▶ **Material provided**
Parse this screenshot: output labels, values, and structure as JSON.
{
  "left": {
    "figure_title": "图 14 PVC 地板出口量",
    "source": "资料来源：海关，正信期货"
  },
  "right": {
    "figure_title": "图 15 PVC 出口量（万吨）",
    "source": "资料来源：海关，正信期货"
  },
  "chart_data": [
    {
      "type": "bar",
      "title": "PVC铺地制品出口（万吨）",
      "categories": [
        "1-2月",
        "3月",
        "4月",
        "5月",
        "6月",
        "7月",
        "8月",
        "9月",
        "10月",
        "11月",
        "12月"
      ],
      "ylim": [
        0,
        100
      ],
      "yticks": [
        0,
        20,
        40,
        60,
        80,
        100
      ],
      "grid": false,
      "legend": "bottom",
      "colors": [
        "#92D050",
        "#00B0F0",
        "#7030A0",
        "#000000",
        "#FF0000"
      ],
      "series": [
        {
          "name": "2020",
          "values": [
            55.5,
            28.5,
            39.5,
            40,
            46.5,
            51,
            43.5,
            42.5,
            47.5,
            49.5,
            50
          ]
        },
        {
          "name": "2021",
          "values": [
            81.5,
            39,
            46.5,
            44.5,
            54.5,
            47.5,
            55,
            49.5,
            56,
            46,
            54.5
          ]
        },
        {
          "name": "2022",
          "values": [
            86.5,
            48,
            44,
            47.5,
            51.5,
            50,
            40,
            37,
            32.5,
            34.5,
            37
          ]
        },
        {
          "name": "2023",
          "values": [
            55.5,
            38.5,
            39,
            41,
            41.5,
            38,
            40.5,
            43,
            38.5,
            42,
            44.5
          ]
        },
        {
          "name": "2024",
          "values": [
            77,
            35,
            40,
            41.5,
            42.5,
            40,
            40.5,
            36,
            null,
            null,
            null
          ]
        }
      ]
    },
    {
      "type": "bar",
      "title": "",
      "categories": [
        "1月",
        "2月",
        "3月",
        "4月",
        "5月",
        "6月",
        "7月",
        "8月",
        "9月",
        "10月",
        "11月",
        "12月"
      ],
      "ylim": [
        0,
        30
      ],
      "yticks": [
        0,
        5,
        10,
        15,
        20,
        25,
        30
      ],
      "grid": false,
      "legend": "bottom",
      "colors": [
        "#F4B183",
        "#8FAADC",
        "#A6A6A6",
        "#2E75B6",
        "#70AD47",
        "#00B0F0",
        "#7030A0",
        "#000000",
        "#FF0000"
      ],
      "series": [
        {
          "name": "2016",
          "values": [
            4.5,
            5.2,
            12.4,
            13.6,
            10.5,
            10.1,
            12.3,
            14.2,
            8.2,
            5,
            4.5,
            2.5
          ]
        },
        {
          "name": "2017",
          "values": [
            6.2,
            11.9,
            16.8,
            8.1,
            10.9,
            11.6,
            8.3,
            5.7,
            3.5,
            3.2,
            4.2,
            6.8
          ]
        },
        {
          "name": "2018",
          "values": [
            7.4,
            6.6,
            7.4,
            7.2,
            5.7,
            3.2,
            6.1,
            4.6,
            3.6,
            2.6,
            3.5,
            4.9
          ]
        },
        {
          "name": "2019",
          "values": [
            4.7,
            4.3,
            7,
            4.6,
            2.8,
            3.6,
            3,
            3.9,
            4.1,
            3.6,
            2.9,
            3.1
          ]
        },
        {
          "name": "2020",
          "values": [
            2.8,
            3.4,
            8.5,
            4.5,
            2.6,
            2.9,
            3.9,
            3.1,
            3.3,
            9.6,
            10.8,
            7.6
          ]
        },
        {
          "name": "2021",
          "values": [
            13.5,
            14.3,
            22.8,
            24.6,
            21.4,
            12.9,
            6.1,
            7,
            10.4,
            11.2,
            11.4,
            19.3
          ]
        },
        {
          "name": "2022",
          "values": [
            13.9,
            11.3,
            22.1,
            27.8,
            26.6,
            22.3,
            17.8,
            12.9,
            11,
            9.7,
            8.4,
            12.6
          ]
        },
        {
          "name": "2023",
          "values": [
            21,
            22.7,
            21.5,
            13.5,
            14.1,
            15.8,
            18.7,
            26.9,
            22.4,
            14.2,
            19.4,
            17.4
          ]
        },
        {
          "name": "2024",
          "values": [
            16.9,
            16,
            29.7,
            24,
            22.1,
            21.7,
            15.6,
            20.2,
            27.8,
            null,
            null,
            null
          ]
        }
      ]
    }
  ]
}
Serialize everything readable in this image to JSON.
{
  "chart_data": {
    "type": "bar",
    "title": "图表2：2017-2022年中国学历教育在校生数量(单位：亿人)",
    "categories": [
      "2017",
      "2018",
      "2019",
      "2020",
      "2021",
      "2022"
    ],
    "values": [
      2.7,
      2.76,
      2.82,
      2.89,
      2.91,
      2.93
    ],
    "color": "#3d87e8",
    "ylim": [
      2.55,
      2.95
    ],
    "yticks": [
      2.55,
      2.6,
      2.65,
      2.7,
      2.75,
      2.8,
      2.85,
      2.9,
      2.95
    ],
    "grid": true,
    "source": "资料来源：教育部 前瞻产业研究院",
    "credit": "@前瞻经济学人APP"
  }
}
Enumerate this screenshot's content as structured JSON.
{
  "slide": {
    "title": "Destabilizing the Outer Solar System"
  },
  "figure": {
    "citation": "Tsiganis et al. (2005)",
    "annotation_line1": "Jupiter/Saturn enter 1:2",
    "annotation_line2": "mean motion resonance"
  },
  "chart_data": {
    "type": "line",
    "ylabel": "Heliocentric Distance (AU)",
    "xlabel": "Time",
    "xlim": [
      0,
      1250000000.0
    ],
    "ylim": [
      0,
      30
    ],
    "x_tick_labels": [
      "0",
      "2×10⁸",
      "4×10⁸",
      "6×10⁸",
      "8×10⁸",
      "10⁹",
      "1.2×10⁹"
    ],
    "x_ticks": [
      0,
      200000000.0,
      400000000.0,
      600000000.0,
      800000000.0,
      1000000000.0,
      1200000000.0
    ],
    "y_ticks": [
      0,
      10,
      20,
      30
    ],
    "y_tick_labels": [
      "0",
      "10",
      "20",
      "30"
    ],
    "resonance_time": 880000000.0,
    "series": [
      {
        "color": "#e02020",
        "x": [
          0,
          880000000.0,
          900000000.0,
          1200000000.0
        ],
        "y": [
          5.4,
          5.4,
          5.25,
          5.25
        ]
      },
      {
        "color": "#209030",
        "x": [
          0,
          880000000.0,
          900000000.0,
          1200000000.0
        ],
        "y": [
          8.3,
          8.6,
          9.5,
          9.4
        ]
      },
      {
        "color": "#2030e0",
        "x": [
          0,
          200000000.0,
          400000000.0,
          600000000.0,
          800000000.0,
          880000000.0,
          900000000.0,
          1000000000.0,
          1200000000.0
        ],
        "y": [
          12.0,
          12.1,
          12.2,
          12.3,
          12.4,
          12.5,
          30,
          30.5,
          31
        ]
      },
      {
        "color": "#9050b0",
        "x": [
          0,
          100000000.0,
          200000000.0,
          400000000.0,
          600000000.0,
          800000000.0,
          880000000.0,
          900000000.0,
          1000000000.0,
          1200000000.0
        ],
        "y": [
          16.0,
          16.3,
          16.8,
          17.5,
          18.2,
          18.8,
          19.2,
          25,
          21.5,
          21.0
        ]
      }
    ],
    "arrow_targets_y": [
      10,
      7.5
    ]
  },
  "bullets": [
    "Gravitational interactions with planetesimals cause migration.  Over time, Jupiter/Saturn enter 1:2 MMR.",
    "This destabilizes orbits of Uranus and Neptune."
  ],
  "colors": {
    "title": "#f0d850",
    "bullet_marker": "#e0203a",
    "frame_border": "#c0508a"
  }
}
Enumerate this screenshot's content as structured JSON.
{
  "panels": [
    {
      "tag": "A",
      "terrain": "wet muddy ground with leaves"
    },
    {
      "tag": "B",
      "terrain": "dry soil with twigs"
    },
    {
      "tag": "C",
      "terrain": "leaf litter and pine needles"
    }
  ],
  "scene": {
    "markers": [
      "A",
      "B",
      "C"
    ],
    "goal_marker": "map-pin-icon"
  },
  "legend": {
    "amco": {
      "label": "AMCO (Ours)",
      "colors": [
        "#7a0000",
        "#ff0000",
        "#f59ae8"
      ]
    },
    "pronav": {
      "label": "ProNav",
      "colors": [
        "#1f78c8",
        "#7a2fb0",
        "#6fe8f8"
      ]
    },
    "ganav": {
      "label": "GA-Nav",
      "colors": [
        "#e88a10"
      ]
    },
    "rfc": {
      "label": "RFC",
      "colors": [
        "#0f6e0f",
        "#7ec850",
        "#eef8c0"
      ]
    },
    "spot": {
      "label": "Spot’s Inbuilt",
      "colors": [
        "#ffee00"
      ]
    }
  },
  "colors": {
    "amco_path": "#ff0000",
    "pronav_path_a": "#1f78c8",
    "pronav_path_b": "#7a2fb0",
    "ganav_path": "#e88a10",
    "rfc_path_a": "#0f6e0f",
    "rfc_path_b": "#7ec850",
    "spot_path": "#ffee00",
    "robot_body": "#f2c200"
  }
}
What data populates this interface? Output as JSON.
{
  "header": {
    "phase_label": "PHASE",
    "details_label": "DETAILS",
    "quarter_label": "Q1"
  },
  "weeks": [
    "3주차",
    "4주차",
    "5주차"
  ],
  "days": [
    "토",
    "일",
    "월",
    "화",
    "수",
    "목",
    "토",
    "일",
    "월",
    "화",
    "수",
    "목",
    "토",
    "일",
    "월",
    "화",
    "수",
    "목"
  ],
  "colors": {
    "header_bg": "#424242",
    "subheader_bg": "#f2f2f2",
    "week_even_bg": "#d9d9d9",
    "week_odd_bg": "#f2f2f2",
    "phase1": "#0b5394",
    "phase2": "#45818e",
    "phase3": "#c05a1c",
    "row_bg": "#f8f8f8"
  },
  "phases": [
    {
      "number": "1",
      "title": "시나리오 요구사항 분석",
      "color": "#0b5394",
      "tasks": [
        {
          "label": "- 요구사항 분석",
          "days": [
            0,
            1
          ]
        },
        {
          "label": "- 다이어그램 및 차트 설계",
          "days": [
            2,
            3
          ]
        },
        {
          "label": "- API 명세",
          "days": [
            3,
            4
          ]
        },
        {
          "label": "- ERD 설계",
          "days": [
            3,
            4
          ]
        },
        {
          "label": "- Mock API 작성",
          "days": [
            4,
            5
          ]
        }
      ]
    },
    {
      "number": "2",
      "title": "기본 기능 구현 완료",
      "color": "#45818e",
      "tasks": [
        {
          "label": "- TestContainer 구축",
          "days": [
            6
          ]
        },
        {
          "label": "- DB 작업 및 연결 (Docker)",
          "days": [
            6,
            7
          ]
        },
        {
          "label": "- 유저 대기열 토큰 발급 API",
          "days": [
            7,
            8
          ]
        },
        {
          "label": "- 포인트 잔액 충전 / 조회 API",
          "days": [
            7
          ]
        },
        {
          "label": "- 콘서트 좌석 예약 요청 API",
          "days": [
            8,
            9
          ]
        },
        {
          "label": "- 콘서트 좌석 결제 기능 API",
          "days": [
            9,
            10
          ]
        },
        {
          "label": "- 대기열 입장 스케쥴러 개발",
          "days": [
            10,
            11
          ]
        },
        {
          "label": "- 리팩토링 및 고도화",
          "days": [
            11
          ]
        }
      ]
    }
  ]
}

▶ **Aim**
Identify and list each line with the word "Jupiter".

▶ **Output for this exercise**
    "annotation_line1": "Jupiter/Saturn enter 1:2",
    "Gravitational interactions with planetesimals cause migration.  Over time, Jupiter/Saturn enter 1:2 MMR.",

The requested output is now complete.